◆ **TASK**: From the line with "Transcribe the text in this document." down to the final line of the material below, quote every line exactly and leave out all lines before it.

◆ **PROVIDED ENTRIES**:

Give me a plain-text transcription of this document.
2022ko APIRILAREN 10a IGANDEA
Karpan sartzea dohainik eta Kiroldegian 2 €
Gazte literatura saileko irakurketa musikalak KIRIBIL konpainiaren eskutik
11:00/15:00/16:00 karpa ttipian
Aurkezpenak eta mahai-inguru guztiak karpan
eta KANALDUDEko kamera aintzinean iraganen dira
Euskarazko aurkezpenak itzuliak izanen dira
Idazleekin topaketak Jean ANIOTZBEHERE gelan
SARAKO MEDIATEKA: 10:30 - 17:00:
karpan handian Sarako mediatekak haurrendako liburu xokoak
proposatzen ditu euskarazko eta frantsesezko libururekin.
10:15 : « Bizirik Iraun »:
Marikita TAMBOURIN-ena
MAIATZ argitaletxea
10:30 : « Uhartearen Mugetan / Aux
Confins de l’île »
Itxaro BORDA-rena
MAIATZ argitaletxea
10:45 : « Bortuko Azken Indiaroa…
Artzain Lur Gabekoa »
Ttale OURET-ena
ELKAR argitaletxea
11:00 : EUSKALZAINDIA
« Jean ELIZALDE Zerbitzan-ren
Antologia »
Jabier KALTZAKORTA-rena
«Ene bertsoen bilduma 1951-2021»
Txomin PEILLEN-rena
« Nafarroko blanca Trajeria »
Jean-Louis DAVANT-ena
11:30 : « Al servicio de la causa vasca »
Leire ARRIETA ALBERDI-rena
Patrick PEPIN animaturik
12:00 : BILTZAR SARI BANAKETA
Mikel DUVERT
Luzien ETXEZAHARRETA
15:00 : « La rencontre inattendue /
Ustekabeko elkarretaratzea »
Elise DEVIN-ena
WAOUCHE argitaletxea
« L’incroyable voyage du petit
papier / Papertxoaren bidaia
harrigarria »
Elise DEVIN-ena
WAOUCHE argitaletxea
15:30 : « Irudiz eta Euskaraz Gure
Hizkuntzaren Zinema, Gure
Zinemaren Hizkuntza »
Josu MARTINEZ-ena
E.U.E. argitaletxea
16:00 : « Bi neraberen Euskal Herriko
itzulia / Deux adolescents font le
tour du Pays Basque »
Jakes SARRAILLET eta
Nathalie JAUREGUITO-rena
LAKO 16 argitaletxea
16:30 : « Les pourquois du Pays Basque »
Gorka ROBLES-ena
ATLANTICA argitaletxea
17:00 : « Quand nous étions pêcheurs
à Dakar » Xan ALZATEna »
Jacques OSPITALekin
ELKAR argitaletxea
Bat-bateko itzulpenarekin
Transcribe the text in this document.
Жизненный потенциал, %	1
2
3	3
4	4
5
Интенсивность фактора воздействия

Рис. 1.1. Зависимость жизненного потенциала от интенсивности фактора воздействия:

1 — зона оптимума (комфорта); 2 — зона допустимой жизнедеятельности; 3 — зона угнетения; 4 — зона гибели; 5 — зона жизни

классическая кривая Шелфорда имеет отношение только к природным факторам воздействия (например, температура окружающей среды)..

◆ **SOLUTION BELOW**:
Transcribe the text in this document.
Жизненный потенциал, %	1
2
3	3
4	4
5
Интенсивность фактора воздействия

Рис. 1.1. Зависимость жизненного потенциала от интенсивности фактора воздействия:

1 — зона оптимума (комфорта); 2 — зона допустимой жизнедеятельности; 3 — зона угнетения; 4 — зона гибели; 5 — зона жизни

классическая кривая Шелфорда имеет отношение только к природным факторам воздействия (например, температура окружающей среды)..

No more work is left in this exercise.